• **Page**:
Skjær i sjøen (Obstacles) is a Norwegian romantic drama film from 1965 directed by Knut Andersen. The film is about an aging author that has retired to a deserted place in Southern Norway. He is divorced and burdened by his own problems. When his cheerful teenage daughter and two of her friends come to visit, the spark gradually returns to his life. The main roles are played by Henki Kolstad, Tone Danielsen, Solfrid Heier, and Kai Remlov. It is based on Arthur Omre's short story "Sensommer" (Indian Summer).

• **Stated exercise 1**: Turn the records, from their first line down to and including the line containing "Point: [269, 455, 291, 469]", into a numbered list, leaving out any blank lines.

• **Data records**:
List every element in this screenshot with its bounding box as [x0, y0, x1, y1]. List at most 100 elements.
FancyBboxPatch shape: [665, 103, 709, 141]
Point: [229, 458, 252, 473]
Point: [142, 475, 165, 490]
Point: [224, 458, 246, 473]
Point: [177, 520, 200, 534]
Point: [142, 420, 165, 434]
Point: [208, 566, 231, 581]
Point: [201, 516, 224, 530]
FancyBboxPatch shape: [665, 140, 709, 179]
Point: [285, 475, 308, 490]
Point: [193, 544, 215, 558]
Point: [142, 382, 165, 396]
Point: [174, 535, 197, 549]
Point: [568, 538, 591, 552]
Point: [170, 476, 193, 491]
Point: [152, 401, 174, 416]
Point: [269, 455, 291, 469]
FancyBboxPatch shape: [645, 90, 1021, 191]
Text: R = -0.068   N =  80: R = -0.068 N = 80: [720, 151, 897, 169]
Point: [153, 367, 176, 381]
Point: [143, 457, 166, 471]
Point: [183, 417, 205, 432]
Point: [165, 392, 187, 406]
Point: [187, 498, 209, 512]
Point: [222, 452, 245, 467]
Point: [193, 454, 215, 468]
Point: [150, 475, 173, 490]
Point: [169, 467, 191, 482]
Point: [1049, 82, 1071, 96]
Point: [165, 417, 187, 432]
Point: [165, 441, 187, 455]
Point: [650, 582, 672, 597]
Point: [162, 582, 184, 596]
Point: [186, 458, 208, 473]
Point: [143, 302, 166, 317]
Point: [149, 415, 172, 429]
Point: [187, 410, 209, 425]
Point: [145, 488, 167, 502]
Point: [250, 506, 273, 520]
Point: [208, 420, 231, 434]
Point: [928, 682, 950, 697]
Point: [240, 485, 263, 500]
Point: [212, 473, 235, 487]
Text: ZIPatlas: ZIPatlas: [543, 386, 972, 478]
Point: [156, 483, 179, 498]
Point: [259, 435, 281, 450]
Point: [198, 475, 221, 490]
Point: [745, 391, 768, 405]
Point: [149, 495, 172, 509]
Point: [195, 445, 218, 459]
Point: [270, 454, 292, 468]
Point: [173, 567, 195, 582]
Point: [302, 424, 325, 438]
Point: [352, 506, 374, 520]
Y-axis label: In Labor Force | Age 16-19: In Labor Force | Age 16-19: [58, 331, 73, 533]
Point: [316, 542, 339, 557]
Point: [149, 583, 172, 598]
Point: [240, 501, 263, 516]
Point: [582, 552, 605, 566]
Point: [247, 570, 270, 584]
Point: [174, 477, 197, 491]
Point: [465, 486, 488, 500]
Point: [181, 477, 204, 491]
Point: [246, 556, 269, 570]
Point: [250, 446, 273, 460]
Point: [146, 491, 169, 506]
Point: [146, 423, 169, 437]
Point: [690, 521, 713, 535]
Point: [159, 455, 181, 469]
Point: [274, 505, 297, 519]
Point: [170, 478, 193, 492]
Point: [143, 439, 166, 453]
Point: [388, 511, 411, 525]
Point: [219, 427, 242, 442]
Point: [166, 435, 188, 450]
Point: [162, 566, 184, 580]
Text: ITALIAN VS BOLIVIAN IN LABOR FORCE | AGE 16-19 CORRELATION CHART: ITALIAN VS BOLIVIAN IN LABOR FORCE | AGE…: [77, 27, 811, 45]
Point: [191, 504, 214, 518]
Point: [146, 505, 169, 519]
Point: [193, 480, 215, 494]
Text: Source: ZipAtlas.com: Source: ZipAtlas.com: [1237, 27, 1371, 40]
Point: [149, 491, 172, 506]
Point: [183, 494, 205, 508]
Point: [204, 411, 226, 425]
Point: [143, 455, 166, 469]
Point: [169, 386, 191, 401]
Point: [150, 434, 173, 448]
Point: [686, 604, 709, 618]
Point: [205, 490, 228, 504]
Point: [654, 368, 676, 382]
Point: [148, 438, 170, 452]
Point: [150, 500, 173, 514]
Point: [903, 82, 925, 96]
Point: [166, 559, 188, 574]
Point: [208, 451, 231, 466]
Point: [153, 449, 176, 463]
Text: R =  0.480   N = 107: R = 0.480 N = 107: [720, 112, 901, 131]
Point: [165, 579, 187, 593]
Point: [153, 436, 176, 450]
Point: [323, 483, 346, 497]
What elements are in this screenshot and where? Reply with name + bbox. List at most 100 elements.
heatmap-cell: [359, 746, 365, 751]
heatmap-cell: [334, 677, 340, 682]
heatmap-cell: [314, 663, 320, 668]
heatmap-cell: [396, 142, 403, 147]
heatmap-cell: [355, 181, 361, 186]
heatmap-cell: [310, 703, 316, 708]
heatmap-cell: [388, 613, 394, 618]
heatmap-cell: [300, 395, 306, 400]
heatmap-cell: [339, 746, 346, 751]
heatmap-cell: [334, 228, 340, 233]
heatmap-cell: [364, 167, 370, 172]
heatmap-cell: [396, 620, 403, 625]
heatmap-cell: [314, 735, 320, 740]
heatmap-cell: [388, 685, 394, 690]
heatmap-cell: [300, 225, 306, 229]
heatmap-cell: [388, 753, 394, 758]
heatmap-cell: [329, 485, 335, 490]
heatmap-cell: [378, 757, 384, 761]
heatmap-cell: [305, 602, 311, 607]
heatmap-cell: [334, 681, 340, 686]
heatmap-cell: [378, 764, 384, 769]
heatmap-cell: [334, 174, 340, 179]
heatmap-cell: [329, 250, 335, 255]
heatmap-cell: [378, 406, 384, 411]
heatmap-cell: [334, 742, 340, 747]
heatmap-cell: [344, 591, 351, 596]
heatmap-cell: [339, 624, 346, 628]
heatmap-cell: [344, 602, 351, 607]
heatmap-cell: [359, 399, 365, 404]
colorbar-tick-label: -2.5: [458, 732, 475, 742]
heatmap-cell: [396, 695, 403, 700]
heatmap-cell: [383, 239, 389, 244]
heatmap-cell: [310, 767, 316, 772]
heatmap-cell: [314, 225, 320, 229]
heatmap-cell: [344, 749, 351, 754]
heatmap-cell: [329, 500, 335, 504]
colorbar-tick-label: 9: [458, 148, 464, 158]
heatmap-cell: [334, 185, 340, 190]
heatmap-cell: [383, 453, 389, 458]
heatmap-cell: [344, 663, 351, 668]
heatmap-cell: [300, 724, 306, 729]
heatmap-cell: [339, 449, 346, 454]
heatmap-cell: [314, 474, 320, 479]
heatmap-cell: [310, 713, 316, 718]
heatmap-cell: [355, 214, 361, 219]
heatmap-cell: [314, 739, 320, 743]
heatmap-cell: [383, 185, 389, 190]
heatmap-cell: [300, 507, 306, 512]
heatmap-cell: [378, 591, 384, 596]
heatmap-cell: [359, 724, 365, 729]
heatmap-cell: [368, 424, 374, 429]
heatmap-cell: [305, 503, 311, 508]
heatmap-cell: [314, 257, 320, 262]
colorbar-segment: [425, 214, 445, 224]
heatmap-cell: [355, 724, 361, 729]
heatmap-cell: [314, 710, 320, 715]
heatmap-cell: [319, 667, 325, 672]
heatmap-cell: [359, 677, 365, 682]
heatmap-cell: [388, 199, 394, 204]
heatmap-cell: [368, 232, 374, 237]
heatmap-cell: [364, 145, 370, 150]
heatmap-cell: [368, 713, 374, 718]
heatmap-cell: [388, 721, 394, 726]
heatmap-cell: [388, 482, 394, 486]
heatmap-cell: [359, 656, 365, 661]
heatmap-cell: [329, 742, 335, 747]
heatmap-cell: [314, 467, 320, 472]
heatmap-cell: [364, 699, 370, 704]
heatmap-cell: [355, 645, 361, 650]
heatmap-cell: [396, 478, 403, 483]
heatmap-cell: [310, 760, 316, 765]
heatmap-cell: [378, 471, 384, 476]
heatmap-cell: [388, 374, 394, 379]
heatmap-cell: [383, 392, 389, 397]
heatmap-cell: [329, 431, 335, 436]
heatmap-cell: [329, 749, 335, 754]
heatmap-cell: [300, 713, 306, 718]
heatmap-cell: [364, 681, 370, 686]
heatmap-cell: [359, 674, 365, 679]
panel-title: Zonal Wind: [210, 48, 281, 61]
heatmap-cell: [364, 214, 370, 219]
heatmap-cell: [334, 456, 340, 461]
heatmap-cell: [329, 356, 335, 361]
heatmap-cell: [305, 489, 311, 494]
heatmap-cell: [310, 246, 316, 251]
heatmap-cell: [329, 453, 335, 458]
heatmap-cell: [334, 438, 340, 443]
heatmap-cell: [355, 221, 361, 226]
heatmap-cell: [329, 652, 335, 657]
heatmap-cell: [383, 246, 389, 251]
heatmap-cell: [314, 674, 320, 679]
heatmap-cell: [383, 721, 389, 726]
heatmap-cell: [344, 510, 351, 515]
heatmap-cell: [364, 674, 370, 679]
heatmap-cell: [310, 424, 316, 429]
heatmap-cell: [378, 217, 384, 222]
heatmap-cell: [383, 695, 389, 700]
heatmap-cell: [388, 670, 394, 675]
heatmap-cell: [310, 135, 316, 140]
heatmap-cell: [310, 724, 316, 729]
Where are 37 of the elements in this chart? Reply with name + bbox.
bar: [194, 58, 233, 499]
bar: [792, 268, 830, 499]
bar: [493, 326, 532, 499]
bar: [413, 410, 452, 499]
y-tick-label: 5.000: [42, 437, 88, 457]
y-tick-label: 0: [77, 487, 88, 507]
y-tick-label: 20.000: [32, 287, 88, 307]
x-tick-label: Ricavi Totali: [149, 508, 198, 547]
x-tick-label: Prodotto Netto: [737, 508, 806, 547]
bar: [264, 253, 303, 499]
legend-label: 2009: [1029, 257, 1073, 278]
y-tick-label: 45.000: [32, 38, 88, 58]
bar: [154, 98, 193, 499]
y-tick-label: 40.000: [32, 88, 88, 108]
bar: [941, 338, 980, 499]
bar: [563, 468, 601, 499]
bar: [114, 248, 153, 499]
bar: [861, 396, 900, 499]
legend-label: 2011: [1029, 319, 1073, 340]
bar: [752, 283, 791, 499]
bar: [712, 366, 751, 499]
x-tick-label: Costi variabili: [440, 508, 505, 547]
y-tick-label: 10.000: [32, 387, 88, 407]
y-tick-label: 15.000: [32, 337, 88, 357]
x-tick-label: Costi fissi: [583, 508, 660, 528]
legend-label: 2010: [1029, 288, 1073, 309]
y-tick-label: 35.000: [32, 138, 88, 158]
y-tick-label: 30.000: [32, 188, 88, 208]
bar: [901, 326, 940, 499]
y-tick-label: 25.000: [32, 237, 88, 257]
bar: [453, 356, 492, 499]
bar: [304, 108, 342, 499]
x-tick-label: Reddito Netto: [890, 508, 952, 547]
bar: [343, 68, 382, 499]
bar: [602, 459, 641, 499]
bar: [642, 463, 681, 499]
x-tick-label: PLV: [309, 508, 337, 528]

• **Stated exercise 2**: According to the film description, what short story is Skjær i sjøen based on?

• **Expected output 1**:
1. List every element in this screenshot with its bounding box as [x0, y0, x1, y1]. List at most 100 elements.
2. FancyBboxPatch shape: [665, 103, 709, 141]
3. Point: [229, 458, 252, 473]
4. Point: [142, 475, 165, 490]
5. Point: [224, 458, 246, 473]
6. Point: [177, 520, 200, 534]
7. Point: [142, 420, 165, 434]
8. Point: [208, 566, 231, 581]
9. Point: [201, 516, 224, 530]
10. FancyBboxPatch shape: [665, 140, 709, 179]
11. Point: [285, 475, 308, 490]
12. Point: [193, 544, 215, 558]
13. Point: [142, 382, 165, 396]
14. Point: [174, 535, 197, 549]
15. Point: [568, 538, 591, 552]
16. Point: [170, 476, 193, 491]
17. Point: [152, 401, 174, 416]
18. Point: [269, 455, 291, 469]

• **Expected output 2**: Arthur Omre's short story "Sensommer" (Indian Summer).